- [DIRECTIVE]:
Tally the lines in the material below that contain the string "minimize", treating uppercase and lowercase as distinct, and reply with only the number.
= = = = = = =
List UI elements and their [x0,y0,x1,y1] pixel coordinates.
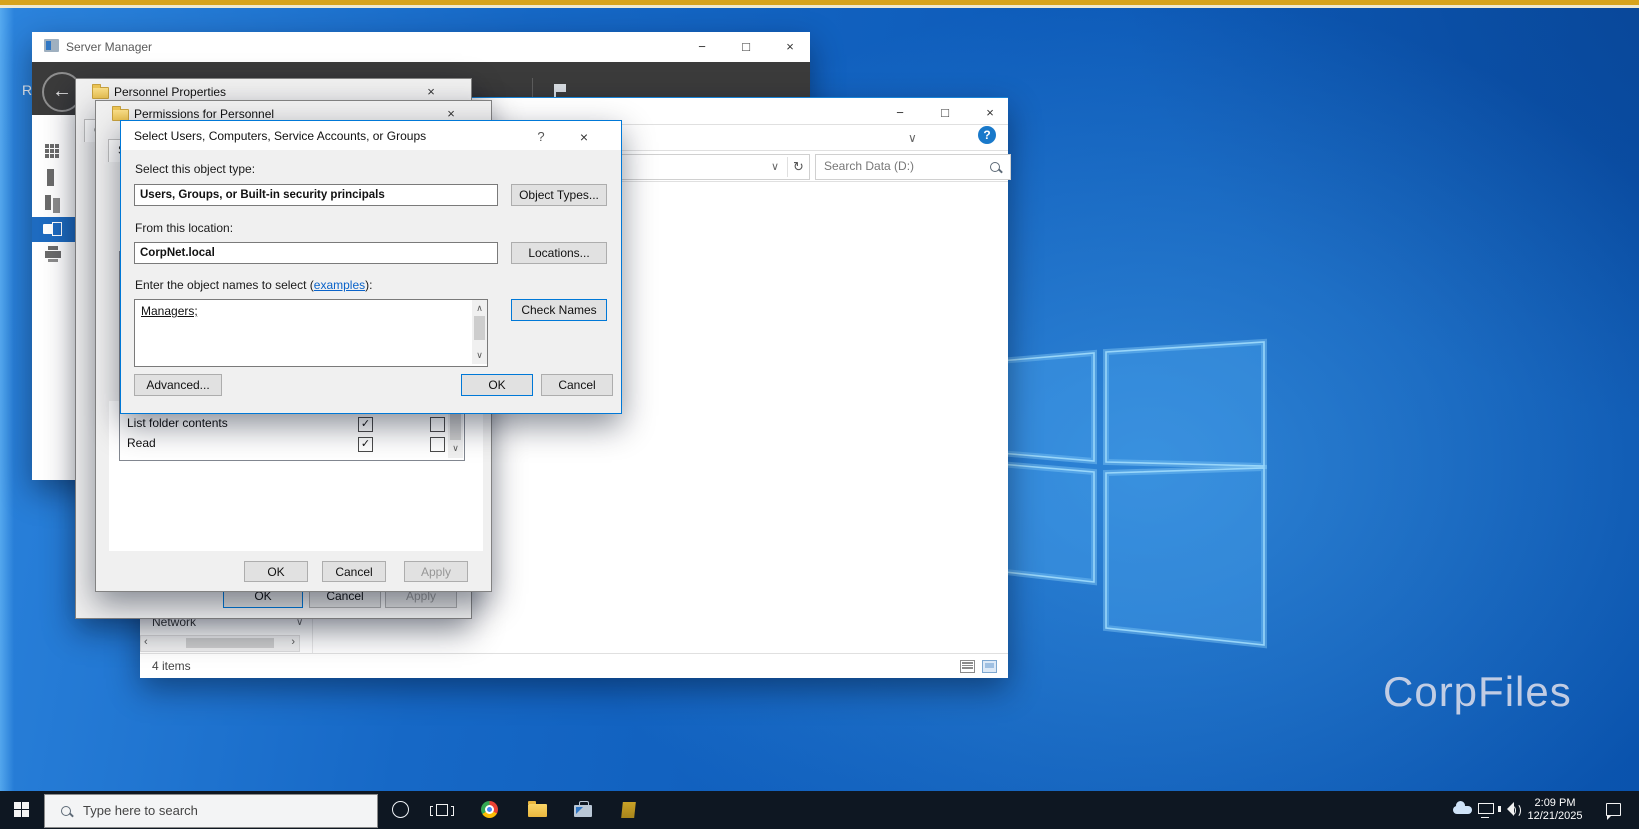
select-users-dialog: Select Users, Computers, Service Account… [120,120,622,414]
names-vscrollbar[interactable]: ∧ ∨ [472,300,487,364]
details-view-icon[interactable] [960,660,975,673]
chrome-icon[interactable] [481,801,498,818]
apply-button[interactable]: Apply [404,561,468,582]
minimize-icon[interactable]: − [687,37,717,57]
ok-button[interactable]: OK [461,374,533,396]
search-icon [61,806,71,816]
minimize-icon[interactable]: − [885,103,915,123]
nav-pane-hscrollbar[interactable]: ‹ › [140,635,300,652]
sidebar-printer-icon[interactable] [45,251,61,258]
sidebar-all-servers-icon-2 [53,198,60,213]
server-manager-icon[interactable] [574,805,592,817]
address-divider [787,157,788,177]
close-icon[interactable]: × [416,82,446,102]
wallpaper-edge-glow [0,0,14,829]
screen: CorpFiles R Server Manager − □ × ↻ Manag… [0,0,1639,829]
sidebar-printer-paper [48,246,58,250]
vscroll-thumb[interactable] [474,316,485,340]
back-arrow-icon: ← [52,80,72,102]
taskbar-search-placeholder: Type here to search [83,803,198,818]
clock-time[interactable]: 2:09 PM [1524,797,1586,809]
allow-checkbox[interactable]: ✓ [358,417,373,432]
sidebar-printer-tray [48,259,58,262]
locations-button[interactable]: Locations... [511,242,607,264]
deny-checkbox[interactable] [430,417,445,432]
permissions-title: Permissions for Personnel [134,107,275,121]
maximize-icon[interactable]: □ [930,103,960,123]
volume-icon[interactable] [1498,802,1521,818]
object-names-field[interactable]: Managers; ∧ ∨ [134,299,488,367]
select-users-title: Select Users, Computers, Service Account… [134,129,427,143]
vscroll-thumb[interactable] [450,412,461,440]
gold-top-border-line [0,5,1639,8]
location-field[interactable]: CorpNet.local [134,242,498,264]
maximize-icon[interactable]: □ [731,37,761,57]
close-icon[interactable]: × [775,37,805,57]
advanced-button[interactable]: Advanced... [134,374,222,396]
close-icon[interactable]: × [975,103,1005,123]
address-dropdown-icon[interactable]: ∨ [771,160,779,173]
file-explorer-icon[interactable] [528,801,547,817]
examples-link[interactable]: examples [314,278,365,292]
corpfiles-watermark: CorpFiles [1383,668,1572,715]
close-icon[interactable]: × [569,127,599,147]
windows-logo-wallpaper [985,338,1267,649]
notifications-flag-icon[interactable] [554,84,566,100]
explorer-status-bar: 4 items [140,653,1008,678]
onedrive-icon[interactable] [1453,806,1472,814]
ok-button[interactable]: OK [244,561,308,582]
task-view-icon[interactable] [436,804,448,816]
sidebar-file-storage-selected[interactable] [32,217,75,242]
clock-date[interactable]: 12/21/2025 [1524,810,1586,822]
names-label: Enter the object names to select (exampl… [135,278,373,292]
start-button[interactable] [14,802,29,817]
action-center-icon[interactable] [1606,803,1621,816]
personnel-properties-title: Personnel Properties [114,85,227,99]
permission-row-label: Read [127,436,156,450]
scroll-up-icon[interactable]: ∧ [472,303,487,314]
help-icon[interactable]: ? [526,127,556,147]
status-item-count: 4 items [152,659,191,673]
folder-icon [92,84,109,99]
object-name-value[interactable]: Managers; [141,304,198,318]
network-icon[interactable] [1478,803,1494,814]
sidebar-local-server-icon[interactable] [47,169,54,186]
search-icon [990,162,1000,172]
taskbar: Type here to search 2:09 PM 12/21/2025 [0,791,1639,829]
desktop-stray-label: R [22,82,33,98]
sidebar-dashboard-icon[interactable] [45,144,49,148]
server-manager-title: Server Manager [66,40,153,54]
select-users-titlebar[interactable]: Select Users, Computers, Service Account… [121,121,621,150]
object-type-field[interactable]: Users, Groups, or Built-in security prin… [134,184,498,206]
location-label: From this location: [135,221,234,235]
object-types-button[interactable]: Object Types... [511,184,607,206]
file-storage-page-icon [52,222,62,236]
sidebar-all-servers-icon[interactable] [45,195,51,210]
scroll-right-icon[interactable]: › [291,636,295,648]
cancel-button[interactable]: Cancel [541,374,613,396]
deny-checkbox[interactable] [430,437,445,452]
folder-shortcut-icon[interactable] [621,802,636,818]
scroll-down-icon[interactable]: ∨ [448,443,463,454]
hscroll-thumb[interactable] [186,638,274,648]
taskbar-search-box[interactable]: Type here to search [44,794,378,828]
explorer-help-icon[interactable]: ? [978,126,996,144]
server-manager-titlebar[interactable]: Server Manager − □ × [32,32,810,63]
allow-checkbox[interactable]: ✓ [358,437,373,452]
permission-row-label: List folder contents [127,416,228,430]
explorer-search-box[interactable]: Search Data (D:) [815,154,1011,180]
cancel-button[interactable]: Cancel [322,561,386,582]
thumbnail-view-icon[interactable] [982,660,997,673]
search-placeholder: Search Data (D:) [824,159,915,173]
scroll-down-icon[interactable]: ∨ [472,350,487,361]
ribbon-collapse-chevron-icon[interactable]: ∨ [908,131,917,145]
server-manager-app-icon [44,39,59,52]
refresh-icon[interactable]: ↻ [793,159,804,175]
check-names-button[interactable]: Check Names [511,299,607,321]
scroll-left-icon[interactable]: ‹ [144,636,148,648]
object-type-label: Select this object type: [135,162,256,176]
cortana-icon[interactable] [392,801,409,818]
= = = = = = =
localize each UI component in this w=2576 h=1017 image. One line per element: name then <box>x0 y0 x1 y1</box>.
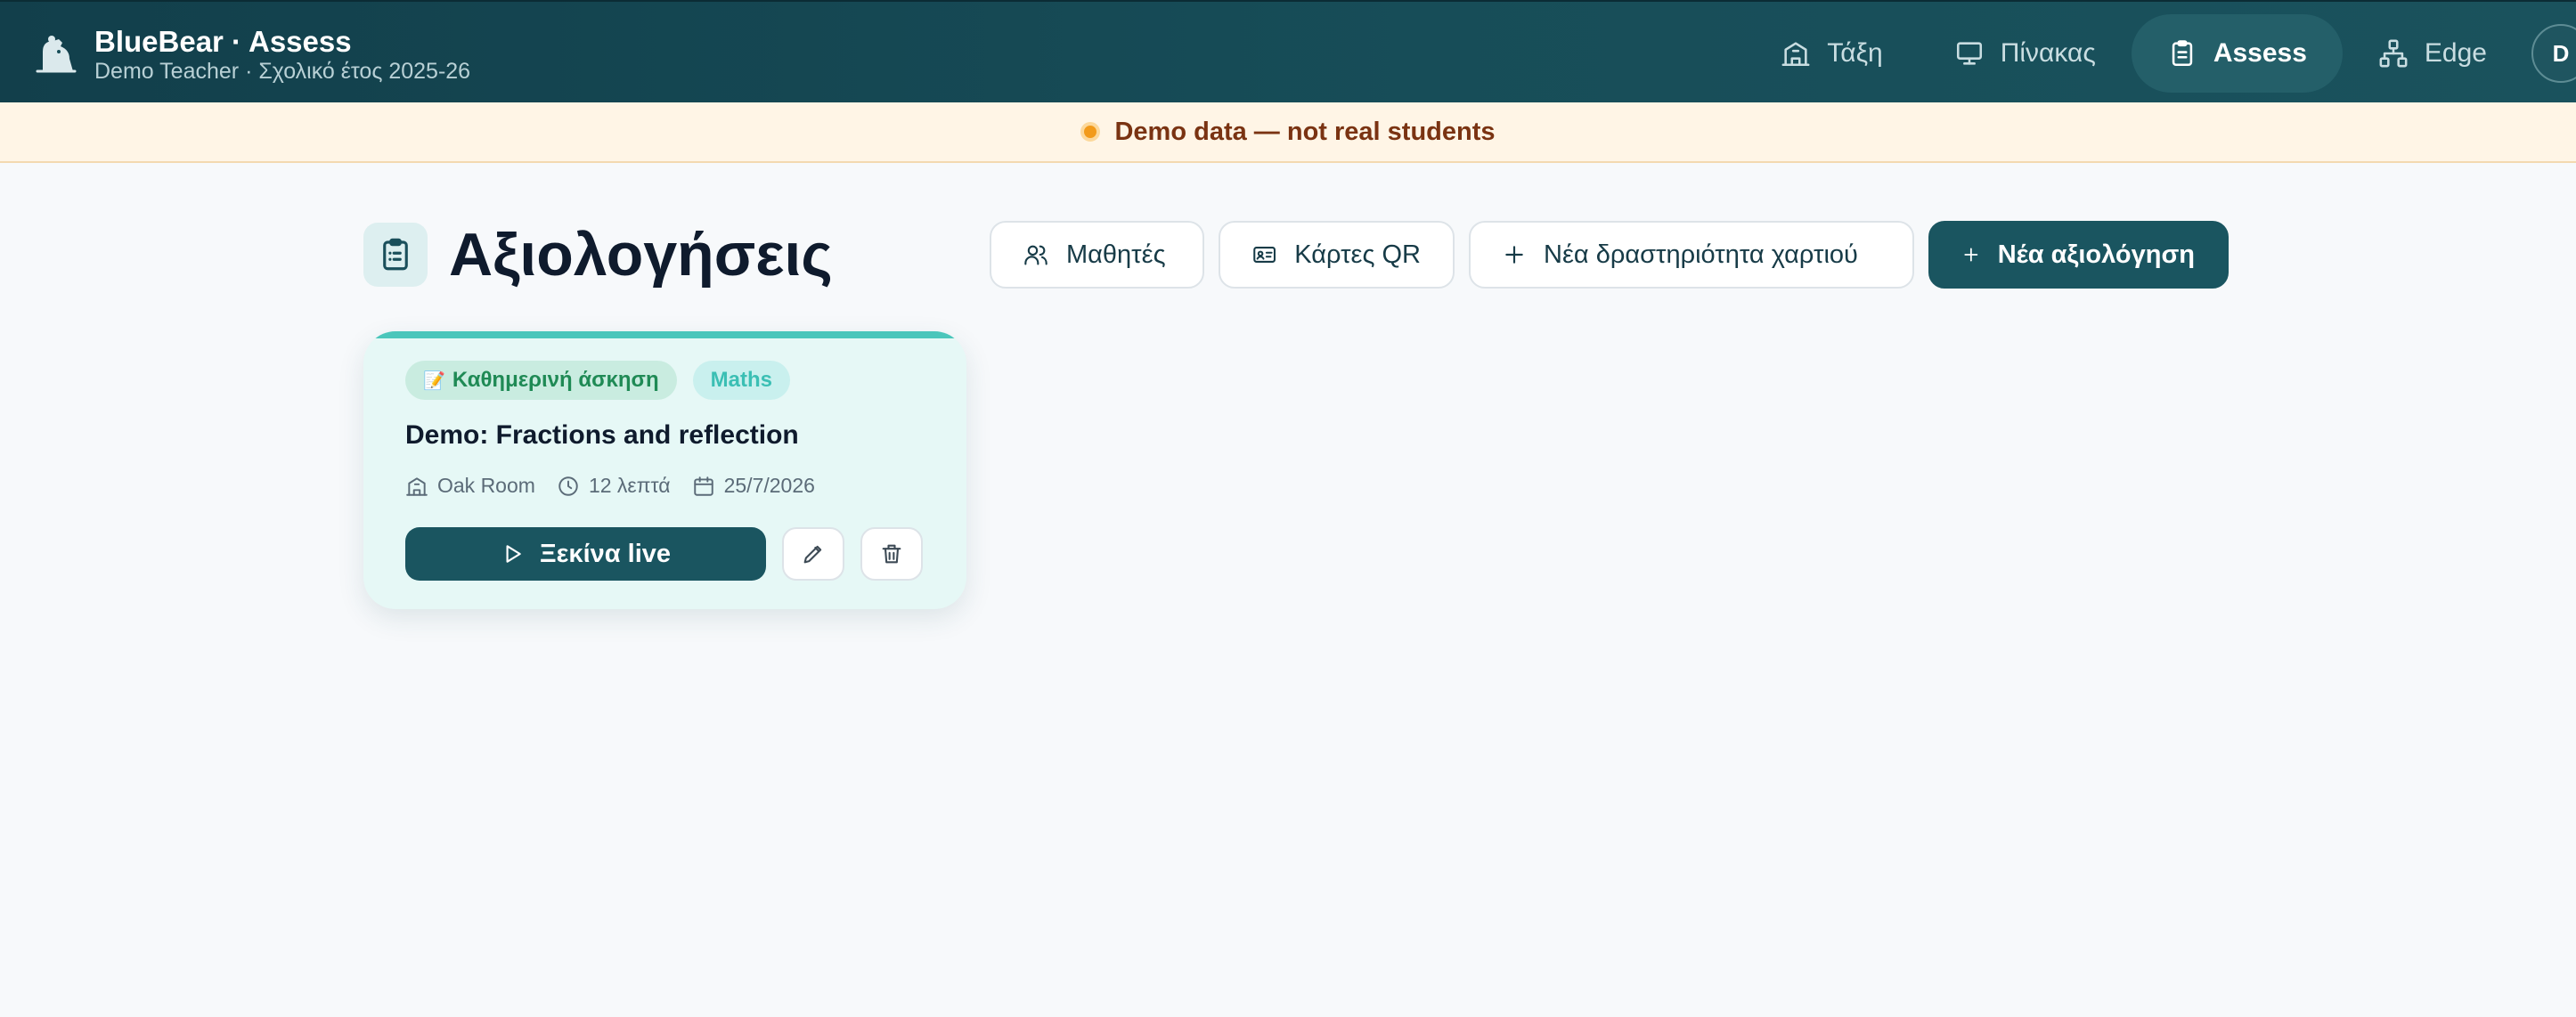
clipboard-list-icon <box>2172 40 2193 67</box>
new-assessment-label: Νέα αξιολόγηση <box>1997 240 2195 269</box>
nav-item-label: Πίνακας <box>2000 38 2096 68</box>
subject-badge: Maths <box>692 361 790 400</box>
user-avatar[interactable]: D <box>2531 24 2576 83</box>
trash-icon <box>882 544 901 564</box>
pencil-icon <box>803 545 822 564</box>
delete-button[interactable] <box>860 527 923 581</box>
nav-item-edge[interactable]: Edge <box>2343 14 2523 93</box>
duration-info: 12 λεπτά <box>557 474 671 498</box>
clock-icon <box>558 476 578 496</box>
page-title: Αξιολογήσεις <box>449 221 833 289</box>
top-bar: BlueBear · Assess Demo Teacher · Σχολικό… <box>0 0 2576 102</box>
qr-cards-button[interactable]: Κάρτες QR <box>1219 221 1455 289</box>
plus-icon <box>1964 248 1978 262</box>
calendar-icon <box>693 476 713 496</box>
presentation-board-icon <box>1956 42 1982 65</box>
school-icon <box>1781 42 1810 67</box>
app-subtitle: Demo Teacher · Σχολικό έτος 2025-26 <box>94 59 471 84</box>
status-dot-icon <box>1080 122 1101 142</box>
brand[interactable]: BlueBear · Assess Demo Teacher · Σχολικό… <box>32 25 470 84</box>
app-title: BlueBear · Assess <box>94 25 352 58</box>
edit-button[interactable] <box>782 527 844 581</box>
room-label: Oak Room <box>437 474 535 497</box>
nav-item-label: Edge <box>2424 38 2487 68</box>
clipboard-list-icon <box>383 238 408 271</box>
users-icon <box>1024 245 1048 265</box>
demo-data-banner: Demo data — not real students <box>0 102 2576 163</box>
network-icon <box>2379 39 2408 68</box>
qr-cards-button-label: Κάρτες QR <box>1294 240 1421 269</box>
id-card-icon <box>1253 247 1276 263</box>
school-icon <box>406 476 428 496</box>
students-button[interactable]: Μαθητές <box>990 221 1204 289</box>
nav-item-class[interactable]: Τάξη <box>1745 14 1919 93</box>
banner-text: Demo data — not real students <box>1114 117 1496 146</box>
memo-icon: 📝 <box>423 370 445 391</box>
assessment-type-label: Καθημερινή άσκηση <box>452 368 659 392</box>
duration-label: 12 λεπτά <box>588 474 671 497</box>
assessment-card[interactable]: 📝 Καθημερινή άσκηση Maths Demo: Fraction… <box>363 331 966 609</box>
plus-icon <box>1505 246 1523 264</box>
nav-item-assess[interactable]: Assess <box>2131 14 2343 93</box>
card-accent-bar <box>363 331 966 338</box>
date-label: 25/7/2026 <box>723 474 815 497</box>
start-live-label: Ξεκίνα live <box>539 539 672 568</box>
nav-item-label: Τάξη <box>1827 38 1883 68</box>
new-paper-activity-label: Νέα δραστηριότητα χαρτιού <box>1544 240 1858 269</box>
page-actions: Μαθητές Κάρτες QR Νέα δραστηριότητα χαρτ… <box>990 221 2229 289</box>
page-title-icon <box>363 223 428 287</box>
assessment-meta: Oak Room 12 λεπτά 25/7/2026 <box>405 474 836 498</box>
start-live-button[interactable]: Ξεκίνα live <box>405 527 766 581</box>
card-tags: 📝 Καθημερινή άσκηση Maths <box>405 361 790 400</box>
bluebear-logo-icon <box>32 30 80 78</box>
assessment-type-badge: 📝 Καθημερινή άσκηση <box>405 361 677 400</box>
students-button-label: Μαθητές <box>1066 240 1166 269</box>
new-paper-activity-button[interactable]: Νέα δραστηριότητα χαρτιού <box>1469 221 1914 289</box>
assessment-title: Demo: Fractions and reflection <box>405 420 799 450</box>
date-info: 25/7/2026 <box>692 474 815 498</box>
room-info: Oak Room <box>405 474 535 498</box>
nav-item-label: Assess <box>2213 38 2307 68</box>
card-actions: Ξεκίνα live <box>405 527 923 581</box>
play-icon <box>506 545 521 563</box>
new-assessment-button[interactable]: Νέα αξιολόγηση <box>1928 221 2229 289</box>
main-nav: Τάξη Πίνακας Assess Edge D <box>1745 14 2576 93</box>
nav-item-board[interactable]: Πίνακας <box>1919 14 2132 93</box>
= = = = = = =
- [PROBLEM SOLUTION]:
2